#### EXERCISE INPUTS ####
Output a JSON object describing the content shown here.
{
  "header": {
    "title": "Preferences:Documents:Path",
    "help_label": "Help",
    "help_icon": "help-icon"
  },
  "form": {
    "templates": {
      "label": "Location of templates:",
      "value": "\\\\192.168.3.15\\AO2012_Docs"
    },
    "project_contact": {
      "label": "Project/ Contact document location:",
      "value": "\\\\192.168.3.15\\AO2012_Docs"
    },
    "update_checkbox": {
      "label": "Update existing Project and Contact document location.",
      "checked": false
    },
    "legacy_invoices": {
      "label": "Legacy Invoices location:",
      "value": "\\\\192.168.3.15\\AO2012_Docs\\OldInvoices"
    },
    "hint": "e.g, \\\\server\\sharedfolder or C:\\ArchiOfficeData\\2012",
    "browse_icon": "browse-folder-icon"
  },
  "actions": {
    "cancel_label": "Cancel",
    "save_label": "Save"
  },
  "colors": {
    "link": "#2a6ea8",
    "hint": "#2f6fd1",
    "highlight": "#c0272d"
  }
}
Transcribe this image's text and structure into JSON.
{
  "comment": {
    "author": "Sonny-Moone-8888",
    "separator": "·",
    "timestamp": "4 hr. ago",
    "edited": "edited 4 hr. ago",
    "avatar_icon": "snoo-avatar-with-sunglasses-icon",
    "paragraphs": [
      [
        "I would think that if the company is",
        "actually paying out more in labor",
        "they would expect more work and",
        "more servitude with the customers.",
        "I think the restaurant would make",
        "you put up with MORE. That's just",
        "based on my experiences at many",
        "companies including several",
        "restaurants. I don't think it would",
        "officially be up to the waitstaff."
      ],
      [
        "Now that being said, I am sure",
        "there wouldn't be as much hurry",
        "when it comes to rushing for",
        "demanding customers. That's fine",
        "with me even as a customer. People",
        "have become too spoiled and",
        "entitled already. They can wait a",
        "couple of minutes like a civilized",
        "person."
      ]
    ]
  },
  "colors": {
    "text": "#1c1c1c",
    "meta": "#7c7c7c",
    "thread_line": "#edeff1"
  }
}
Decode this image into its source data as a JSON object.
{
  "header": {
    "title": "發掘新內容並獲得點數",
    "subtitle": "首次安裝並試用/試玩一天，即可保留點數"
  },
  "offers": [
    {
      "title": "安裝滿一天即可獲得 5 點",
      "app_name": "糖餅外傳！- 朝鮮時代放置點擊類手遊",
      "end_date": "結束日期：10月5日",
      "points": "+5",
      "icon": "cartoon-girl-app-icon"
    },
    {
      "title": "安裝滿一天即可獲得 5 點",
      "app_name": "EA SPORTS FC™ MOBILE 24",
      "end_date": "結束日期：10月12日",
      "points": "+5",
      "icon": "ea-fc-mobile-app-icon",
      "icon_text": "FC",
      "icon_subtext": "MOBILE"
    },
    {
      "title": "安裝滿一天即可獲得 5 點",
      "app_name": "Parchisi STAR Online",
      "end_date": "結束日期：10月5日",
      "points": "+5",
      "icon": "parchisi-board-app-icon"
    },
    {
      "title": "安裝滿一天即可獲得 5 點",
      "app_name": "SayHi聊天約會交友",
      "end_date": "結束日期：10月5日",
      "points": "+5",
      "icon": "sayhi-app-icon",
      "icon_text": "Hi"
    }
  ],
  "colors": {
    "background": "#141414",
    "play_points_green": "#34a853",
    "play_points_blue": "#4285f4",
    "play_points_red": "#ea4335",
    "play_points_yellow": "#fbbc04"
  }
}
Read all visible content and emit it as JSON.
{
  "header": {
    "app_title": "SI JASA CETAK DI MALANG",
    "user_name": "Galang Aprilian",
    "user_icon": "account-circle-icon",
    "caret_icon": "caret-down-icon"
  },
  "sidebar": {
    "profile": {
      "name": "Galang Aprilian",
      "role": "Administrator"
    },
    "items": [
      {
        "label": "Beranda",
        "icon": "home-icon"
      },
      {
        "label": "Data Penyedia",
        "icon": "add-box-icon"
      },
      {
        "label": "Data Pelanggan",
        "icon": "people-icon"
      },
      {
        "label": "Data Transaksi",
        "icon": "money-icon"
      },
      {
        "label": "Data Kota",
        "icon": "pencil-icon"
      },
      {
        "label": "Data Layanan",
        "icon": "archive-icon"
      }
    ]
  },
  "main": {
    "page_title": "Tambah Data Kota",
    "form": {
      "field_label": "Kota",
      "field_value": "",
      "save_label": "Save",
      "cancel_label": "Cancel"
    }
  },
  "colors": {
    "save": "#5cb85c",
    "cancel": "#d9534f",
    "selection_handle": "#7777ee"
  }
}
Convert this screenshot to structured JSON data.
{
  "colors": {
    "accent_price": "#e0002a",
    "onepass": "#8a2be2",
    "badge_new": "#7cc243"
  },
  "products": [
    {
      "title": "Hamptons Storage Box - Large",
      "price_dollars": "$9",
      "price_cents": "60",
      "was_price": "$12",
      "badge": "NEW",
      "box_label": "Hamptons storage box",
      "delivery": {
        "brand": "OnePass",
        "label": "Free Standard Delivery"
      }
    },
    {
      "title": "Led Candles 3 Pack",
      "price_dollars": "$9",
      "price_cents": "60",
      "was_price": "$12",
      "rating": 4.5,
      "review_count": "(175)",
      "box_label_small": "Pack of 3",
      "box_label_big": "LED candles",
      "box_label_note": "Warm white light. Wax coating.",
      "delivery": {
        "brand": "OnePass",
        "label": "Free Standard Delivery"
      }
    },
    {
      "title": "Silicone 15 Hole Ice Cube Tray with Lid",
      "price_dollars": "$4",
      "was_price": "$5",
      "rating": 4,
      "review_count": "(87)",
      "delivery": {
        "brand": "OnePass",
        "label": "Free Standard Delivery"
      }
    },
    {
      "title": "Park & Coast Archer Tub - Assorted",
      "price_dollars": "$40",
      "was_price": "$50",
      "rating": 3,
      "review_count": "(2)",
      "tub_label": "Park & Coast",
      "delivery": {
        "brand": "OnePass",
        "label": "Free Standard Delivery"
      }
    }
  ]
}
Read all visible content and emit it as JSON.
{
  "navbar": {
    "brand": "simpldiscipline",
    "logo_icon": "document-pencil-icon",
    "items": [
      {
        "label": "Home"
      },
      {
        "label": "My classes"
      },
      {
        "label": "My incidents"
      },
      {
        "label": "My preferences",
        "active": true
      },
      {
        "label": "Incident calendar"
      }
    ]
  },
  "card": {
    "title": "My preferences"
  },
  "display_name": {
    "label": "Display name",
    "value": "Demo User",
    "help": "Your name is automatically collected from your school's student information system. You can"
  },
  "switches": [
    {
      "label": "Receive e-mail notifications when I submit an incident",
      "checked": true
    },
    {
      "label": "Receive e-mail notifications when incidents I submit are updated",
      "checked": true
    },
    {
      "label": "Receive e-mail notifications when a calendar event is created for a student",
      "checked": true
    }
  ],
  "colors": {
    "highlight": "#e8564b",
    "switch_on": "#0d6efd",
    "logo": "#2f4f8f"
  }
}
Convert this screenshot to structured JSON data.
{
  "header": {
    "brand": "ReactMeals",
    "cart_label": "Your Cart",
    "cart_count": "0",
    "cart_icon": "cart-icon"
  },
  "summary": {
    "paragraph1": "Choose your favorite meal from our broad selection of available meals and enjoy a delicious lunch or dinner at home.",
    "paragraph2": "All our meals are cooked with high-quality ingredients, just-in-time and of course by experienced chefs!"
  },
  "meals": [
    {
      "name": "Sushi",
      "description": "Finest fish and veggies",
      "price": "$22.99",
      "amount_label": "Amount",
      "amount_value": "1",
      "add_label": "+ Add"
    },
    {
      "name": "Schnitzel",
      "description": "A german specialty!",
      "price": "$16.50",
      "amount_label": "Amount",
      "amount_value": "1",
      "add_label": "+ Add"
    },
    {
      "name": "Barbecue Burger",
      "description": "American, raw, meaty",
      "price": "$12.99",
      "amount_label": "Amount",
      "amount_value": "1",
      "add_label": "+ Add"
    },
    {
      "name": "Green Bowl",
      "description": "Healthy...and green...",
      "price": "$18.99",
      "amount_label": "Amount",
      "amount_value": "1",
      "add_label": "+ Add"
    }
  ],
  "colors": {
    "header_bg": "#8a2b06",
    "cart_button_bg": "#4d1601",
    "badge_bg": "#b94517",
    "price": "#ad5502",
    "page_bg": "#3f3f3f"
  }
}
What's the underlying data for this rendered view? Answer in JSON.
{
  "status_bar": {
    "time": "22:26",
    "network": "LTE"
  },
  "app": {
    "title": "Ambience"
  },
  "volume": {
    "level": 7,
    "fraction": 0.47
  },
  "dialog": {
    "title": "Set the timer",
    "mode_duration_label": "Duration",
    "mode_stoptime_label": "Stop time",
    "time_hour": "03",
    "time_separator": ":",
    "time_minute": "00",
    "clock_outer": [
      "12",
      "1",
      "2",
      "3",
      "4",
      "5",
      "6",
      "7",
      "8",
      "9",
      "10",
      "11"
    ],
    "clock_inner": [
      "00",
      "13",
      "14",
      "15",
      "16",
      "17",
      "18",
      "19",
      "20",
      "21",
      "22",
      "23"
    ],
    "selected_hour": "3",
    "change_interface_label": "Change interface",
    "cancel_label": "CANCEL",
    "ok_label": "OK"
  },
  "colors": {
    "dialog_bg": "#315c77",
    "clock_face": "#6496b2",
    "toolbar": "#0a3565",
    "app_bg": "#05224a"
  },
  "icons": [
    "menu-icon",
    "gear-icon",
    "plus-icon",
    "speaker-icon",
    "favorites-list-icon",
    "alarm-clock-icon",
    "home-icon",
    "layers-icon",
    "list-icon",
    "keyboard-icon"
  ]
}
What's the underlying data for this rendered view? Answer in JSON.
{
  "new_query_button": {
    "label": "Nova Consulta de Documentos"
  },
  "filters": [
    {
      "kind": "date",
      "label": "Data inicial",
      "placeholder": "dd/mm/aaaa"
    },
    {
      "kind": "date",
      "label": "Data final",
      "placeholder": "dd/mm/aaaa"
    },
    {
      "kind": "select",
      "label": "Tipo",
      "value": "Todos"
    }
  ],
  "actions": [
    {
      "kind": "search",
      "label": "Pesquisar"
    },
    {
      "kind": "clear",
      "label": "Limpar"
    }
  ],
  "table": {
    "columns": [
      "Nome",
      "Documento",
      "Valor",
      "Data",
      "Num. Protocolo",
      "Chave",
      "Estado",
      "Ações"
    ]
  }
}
####
From the listing above, collect each line in which the string "kind" appears.

      "kind": "date",
      "kind": "date",
      "kind": "select",
      "kind": "search",
      "kind": "clear",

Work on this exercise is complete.